▶ Data shown:
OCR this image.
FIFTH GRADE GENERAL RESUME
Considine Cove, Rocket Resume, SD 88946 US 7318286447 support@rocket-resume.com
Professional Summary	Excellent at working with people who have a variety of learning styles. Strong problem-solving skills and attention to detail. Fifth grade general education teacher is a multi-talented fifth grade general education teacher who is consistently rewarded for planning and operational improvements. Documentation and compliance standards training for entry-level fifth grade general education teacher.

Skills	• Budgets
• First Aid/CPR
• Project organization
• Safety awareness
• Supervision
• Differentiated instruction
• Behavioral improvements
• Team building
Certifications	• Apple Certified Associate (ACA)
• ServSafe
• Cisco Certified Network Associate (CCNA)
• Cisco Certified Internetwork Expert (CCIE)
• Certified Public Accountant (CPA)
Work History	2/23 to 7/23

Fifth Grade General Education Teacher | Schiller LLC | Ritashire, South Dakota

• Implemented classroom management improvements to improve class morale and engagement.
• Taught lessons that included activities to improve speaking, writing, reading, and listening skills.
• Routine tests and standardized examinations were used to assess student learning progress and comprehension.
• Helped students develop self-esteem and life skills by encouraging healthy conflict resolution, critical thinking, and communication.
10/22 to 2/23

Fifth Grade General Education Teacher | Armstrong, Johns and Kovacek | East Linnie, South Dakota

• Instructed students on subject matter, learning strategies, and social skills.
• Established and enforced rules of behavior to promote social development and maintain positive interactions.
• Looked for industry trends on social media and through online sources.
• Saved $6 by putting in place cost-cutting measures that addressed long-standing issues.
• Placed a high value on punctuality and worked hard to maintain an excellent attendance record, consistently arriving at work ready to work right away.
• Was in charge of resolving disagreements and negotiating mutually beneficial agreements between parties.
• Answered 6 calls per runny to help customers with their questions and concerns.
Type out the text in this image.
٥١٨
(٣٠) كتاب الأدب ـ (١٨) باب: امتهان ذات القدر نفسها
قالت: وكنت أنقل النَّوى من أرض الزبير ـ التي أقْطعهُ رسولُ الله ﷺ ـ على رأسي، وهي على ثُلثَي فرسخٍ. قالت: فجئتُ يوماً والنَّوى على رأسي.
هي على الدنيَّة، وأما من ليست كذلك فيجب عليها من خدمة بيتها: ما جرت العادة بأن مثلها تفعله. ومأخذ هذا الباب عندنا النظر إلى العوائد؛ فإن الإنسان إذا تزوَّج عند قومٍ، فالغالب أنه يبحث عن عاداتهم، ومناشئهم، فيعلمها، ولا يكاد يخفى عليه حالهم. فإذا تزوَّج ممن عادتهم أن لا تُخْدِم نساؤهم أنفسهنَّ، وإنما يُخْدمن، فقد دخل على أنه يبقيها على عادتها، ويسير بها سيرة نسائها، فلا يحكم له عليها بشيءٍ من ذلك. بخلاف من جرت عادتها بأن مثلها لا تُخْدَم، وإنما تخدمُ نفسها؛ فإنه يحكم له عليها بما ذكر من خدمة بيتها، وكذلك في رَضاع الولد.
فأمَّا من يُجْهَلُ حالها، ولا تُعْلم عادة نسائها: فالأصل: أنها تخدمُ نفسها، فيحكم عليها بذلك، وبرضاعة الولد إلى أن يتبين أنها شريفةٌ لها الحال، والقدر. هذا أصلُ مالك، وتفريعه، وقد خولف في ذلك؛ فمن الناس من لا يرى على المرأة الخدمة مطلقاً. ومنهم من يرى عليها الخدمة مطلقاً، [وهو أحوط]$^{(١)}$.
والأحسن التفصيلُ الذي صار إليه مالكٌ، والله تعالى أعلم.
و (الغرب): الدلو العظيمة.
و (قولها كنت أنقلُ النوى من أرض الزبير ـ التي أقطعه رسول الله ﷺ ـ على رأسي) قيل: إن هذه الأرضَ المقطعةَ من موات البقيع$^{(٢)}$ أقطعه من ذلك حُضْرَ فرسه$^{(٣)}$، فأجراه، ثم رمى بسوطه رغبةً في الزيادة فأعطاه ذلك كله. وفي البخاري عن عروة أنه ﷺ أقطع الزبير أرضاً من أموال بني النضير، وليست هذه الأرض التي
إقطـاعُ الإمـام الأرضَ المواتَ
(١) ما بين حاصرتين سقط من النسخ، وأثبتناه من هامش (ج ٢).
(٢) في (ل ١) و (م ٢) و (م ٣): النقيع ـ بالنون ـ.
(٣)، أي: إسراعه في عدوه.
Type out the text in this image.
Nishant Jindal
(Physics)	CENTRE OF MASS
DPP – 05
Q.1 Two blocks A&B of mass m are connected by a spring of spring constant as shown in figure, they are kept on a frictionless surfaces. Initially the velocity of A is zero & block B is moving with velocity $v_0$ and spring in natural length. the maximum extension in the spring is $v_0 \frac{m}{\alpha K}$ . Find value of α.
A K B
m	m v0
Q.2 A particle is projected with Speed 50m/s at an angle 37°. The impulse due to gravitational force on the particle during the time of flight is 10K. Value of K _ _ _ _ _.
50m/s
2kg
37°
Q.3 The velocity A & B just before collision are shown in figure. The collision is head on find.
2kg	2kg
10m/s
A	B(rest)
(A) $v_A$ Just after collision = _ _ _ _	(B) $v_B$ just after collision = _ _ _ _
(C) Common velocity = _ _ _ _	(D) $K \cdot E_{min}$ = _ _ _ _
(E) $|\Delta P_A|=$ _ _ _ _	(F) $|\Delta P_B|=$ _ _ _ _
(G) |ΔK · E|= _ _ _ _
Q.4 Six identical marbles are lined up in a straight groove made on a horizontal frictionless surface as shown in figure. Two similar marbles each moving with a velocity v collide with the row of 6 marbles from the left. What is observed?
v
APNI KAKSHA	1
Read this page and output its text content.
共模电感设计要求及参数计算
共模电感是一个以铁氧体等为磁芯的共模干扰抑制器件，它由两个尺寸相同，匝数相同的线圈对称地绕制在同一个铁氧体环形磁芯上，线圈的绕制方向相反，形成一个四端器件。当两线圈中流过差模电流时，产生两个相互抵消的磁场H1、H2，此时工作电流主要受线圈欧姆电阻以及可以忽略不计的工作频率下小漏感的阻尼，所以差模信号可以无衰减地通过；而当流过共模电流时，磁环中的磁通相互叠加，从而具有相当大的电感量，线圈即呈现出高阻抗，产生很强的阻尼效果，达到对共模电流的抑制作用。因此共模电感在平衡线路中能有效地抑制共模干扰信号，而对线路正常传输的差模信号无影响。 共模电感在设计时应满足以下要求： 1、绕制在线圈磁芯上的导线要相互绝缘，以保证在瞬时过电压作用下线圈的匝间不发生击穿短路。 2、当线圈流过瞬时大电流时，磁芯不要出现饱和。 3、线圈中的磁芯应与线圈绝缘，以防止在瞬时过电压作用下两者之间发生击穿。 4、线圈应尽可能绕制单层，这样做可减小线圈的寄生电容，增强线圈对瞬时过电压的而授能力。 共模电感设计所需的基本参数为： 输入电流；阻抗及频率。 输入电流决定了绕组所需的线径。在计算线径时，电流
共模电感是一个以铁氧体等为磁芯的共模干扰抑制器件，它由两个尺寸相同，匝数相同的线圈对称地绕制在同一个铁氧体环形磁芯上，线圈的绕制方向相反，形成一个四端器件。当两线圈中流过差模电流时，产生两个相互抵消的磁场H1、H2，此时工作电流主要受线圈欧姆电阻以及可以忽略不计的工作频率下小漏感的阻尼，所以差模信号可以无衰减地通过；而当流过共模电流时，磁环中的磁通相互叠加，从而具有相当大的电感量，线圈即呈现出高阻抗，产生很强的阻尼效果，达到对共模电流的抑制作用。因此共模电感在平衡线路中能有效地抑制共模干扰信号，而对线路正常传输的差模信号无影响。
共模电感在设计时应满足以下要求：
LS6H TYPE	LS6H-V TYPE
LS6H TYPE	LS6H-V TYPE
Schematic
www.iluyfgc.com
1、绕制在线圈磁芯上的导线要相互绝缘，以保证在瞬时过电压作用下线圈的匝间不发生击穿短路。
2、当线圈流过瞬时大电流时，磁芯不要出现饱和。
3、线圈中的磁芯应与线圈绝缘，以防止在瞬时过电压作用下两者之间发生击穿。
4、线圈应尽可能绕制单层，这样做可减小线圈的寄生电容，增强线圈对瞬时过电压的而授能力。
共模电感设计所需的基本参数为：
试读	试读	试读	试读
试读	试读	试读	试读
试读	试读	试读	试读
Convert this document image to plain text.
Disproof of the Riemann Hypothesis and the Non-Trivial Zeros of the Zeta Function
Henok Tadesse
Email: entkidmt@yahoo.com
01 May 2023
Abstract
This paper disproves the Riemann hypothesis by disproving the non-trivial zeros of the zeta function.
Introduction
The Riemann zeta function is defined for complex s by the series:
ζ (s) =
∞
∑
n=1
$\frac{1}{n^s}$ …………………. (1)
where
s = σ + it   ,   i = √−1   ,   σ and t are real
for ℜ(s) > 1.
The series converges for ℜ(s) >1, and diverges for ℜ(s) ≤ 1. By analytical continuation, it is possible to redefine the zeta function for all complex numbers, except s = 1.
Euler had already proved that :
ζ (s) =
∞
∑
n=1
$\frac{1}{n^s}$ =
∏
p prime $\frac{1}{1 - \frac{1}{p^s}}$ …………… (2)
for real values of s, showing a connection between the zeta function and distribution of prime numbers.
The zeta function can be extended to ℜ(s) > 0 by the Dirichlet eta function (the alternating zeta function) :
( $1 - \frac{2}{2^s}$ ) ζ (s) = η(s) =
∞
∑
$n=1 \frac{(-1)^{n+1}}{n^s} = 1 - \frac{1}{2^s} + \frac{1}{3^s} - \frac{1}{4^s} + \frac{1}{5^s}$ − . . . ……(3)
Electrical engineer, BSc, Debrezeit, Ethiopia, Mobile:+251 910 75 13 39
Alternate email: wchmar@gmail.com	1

▶ Given request:
Find all lines holding the string "以保证在瞬时过电压作用下线圈的匝间不发生击穿短路" and copy them.

▶ Exercise answer:
共模电感是一个以铁氧体等为磁芯的共模干扰抑制器件，它由两个尺寸相同，匝数相同的线圈对称地绕制在同一个铁氧体环形磁芯上，线圈的绕制方向相反，形成一个四端器件。当两线圈中流过差模电流时，产生两个相互抵消的磁场H1、H2，此时工作电流主要受线圈欧姆电阻以及可以忽略不计的工作频率下小漏感的阻尼，所以差模信号可以无衰减地通过；而当流过共模电流时，磁环中的磁通相互叠加，从而具有相当大的电感量，线圈即呈现出高阻抗，产生很强的阻尼效果，达到对共模电流的抑制作用。因此共模电感在平衡线路中能有效地抑制共模干扰信号，而对线路正常传输的差模信号无影响。 共模电感在设计时应满足以下要求： 1、绕制在线圈磁芯上的导线要相互绝缘，以保证在瞬时过电压作用下线圈的匝间不发生击穿短路。 2、当线圈流过瞬时大电流时，磁芯不要出现饱和。 3、线圈中的磁芯应与线圈绝缘，以防止在瞬时过电压作用下两者之间发生击穿。 4、线圈应尽可能绕制单层，这样做可减小线圈的寄生电容，增强线圈对瞬时过电压的而授能力。 共模电感设计所需的基本参数为： 输入电流；阻抗及频率。 输入电流决定了绕组所需的线径。在计算线径时，电流
1、绕制在线圈磁芯上的导线要相互绝缘，以保证在瞬时过电压作用下线圈的匝间不发生击穿短路。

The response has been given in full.